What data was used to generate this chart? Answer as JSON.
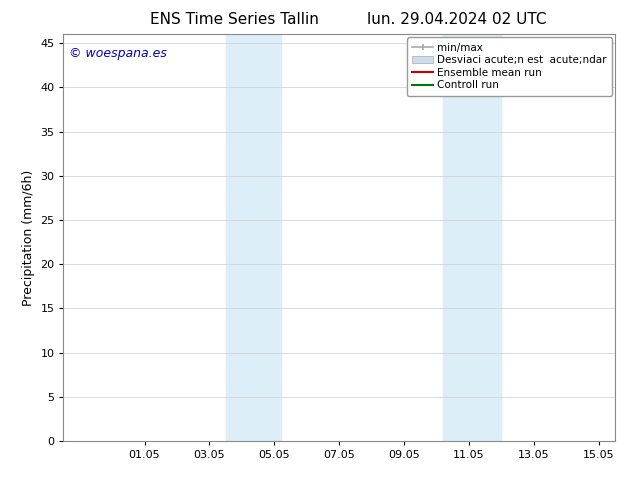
{
  "title_left": "ENS Time Series Tallin",
  "title_right": "lun. 29.04.2024 02 UTC",
  "ylabel": "Precipitation (mm/6h)",
  "ylim": [
    0,
    46
  ],
  "yticks": [
    0,
    5,
    10,
    15,
    20,
    25,
    30,
    35,
    40,
    45
  ],
  "xtick_labels": [
    "01.05",
    "03.05",
    "05.05",
    "07.05",
    "09.05",
    "11.05",
    "13.05",
    "15.05"
  ],
  "background_color": "#ffffff",
  "plot_bg_color": "#ffffff",
  "shaded_color": "#ddeef8",
  "watermark_text": "© woespana.es",
  "watermark_color": "#0000cc",
  "legend_label_min_max": "min/max",
  "legend_label_std": "Desviaci acute;n est  acute;ndar",
  "legend_label_ensemble": "Ensemble mean run",
  "legend_label_control": "Controll run",
  "legend_color_minmax": "#aaaaaa",
  "legend_color_std": "#ccdded",
  "legend_color_ensemble": "#cc0000",
  "legend_color_control": "#007700",
  "title_fontsize": 11,
  "tick_fontsize": 8,
  "label_fontsize": 9,
  "watermark_fontsize": 9,
  "legend_fontsize": 7.5
}
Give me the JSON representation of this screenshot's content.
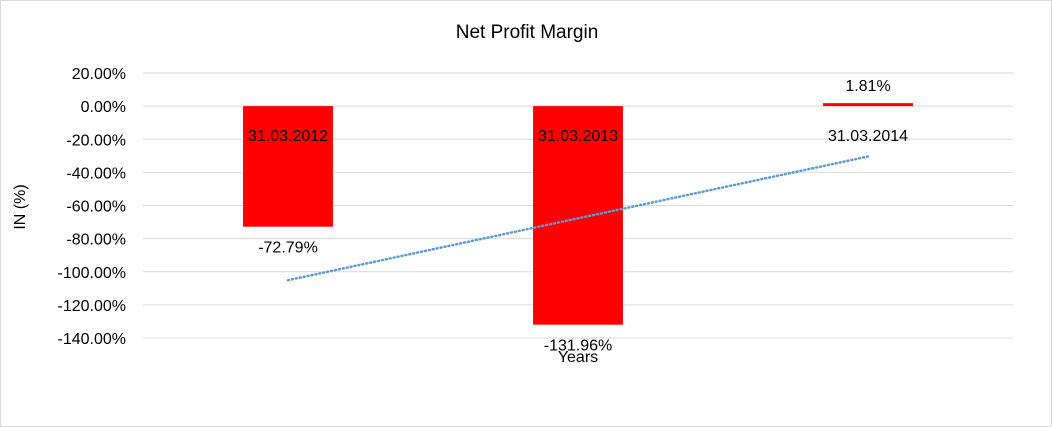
{
  "chart_data": {
    "type": "bar",
    "title": "Net Profit Margin",
    "xlabel": "Years",
    "ylabel": "IN (%)",
    "categories": [
      "31.03.2012",
      "31.03.2013",
      "31.03.2014"
    ],
    "series": [
      {
        "values": [
          -72.79,
          -131.96,
          1.81
        ],
        "data_labels": [
          "-72.79%",
          "-131.96%",
          "1.81%"
        ],
        "color": "#ff0000"
      }
    ],
    "trendline": {
      "type": "linear",
      "style": "dotted",
      "color": "#5b9bd5",
      "start": {
        "x": "31.03.2012",
        "y": -105.1
      },
      "end": {
        "x": "31.03.2014",
        "y": -30.4
      }
    },
    "ylim": [
      -140,
      20
    ],
    "yticks": [
      20,
      0,
      -20,
      -40,
      -60,
      -80,
      -100,
      -120,
      -140
    ],
    "ytick_labels": [
      "20.00%",
      "0.00%",
      "-20.00%",
      "-40.00%",
      "-60.00%",
      "-80.00%",
      "-100.00%",
      "-120.00%",
      "-140.00%"
    ],
    "grid": true,
    "gridline_color": "#d9d9d9",
    "legend": "none"
  }
}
================================
- _Set exercise_
Reproduce the material above verbatim; omit every picture.

- _Full response_
What data was used to generate this chart? Answer as JSON.
{
  "title_left": "ENS Time Series Tallin",
  "title_right": "lun. 29.04.2024 02 UTC",
  "ylabel": "Precipitation (mm/6h)",
  "ylim": [
    0,
    46
  ],
  "yticks": [
    0,
    5,
    10,
    15,
    20,
    25,
    30,
    35,
    40,
    45
  ],
  "xtick_labels": [
    "01.05",
    "03.05",
    "05.05",
    "07.05",
    "09.05",
    "11.05",
    "13.05",
    "15.05"
  ],
  "background_color": "#ffffff",
  "plot_bg_color": "#ffffff",
  "shaded_color": "#ddeef8",
  "watermark_text": "© woespana.es",
  "watermark_color": "#0000cc",
  "legend_label_min_max": "min/max",
  "legend_label_std": "Desviaci acute;n est  acute;ndar",
  "legend_label_ensemble": "Ensemble mean run",
  "legend_label_control": "Controll run",
  "legend_color_minmax": "#aaaaaa",
  "legend_color_std": "#ccdded",
  "legend_color_ensemble": "#cc0000",
  "legend_color_control": "#007700",
  "title_fontsize": 11,
  "tick_fontsize": 8,
  "label_fontsize": 9,
  "watermark_fontsize": 9,
  "legend_fontsize": 7.5
}
Give me the JSON representation of this screenshot's content.
{
  "chart_data": {
    "type": "bar",
    "title": "Net Profit Margin",
    "xlabel": "Years",
    "ylabel": "IN (%)",
    "categories": [
      "31.03.2012",
      "31.03.2013",
      "31.03.2014"
    ],
    "series": [
      {
        "values": [
          -72.79,
          -131.96,
          1.81
        ],
        "data_labels": [
          "-72.79%",
          "-131.96%",
          "1.81%"
        ],
        "color": "#ff0000"
      }
    ],
    "trendline": {
      "type": "linear",
      "style": "dotted",
      "color": "#5b9bd5",
      "start": {
        "x": "31.03.2012",
        "y": -105.1
      },
      "end": {
        "x": "31.03.2014",
        "y": -30.4
      }
    },
    "ylim": [
      -140,
      20
    ],
    "yticks": [
      20,
      0,
      -20,
      -40,
      -60,
      -80,
      -100,
      -120,
      -140
    ],
    "ytick_labels": [
      "20.00%",
      "0.00%",
      "-20.00%",
      "-40.00%",
      "-60.00%",
      "-80.00%",
      "-100.00%",
      "-120.00%",
      "-140.00%"
    ],
    "grid": true,
    "gridline_color": "#d9d9d9",
    "legend": "none"
  }
}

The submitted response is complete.